[[ Supplied text open ]]
Equally troubling, none of components of the overall industry work in lock-step. For example, the FDA could have indirectly required billions of dollars of research to be spent on a drug before it gives its approval, only to find that the organizations that provide guidelines for care don’t promote its use and the insurance carriers don’t contribute towards its charges.

One way to think about the current system is depicted in the following chart:

As the chart implies, all of the components of the healthcare industry impact each other. However, they don’t work in lock-step to achieve a certain outcome. Moreover, the consumer is hard-pressed to make heads or tails of the best approach for his or her condition given that the relevant information for each component is hard to get. This is particularly true for chronic illnesses. Hence, the current system almost guarantees a misallocation of resources

In broad terms, the cost of healthcare in the United States is approximately $3.0 trillion per year (or $10,000/person), including:
• 32% for hospital care
• 20% for physician and clinical services
• 10% for prescription drugs
• 5% for nursing care facilities and continuing care retirement communities

When looking for causation for these healthcare expenditures, there are many large targets including heart disease, diabetes, asthma, cancer, Alzheimer’s, Parkinson’s and Epilepsy.
[[ Supplied text closed ]]
*Task set*:
1 – Decide whether each statement below agrees with the passage on the healthcare system. For each, answer yes or no and quote the words of the passage that decide it.
(a) Hospital care makes up 32% of healthcare costs in the United States.
(b) The components of the healthcare industry work in lock-step to achieve a certain outcome.
(c) The information relevant to each component is easy for the consumer to get.
2 – From the passage on the healthcare system, extract the part between "When looking for" and "Parkinson’s and Epilepsy.", inclusive.
3 – List every disease that the passage on the healthcare system names as a large target when looking for the causes of healthcare expenditures.
[[ Entries shown open ]]
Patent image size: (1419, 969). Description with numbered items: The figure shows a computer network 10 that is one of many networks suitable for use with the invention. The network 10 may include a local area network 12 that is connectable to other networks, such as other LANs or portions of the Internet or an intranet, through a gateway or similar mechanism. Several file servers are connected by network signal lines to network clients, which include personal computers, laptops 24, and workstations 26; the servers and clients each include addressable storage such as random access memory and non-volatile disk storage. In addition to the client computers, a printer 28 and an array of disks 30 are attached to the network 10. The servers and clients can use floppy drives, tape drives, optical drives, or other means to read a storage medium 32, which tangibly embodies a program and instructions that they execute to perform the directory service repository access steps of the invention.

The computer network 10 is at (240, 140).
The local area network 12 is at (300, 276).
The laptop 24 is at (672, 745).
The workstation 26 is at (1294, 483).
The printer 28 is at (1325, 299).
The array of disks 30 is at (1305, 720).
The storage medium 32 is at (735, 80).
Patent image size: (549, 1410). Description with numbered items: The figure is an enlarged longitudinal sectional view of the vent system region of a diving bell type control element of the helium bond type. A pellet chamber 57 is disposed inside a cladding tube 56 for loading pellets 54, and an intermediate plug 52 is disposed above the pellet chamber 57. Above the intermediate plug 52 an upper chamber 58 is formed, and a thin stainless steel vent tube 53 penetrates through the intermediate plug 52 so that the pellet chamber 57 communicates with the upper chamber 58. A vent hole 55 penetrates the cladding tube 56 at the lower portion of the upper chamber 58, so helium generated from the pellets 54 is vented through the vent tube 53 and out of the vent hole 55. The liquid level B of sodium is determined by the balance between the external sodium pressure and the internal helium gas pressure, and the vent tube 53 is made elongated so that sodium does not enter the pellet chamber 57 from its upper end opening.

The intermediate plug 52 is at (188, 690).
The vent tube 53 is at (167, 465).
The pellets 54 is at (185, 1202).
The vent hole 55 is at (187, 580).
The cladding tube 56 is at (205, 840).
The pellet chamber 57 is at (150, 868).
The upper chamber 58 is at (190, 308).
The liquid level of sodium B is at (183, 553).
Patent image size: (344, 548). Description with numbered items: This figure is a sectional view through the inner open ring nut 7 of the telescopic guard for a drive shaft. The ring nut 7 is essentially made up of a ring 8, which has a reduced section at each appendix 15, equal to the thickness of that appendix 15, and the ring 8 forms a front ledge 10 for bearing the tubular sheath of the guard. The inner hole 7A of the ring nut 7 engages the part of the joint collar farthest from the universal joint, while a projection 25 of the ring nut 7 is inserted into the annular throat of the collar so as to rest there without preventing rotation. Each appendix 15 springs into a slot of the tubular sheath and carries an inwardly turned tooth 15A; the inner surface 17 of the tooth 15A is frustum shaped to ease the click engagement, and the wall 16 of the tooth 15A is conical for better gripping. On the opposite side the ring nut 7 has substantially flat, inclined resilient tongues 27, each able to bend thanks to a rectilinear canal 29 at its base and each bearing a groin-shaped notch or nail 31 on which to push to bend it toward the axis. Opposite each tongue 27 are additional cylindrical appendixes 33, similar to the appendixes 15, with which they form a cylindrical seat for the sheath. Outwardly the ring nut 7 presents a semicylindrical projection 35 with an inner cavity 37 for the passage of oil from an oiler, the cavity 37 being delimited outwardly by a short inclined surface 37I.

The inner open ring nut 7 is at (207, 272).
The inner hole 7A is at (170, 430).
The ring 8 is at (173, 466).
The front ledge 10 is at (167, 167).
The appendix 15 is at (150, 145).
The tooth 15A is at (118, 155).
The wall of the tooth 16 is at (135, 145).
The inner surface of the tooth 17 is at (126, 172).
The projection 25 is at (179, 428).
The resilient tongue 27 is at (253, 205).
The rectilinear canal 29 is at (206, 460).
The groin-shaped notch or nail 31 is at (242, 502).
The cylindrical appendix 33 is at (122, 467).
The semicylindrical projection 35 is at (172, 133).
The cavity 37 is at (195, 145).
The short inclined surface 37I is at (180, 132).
[[ Entries shown closed ]]
*Answers given*:
1 –
(a) Yes: "32% for hospital care"
(b) No: "they don’t work in lock-step to achieve a certain outcome"
(c) No: "the relevant information for each component is hard to get"

2 –
When looking for causation for these healthcare expenditures, there are many large targets including heart disease, diabetes, asthma, cancer, Alzheimer’s, Parkinson’s and Epilepsy.

3 –
heart disease
diabetes
asthma
cancer
Alzheimer’s
Parkinson’s
Epilepsy